--- START Input records ---

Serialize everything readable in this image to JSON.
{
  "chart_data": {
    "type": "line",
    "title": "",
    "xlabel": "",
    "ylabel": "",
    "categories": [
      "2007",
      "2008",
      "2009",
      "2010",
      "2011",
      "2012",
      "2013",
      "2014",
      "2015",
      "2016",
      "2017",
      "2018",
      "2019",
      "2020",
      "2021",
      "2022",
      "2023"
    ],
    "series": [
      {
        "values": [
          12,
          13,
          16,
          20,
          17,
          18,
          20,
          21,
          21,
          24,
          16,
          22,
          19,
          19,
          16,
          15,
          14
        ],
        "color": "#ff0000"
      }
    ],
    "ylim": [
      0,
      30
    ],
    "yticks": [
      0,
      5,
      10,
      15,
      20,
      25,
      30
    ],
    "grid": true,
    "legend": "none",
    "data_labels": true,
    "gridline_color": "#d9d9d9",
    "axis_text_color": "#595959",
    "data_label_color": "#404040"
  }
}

--- END Input records ---

Exercise instructions
Write out all records exactly, keeping every detail.

Exercise solution
Serialize everything readable in this image to JSON.
{
  "chart_data": {
    "type": "line",
    "title": "",
    "xlabel": "",
    "ylabel": "",
    "categories": [
      "2007",
      "2008",
      "2009",
      "2010",
      "2011",
      "2012",
      "2013",
      "2014",
      "2015",
      "2016",
      "2017",
      "2018",
      "2019",
      "2020",
      "2021",
      "2022",
      "2023"
    ],
    "series": [
      {
        "values": [
          12,
          13,
          16,
          20,
          17,
          18,
          20,
          21,
          21,
          24,
          16,
          22,
          19,
          19,
          16,
          15,
          14
        ],
        "color": "#ff0000"
      }
    ],
    "ylim": [
      0,
      30
    ],
    "yticks": [
      0,
      5,
      10,
      15,
      20,
      25,
      30
    ],
    "grid": true,
    "legend": "none",
    "data_labels": true,
    "gridline_color": "#d9d9d9",
    "axis_text_color": "#595959",
    "data_label_color": "#404040"
  }
}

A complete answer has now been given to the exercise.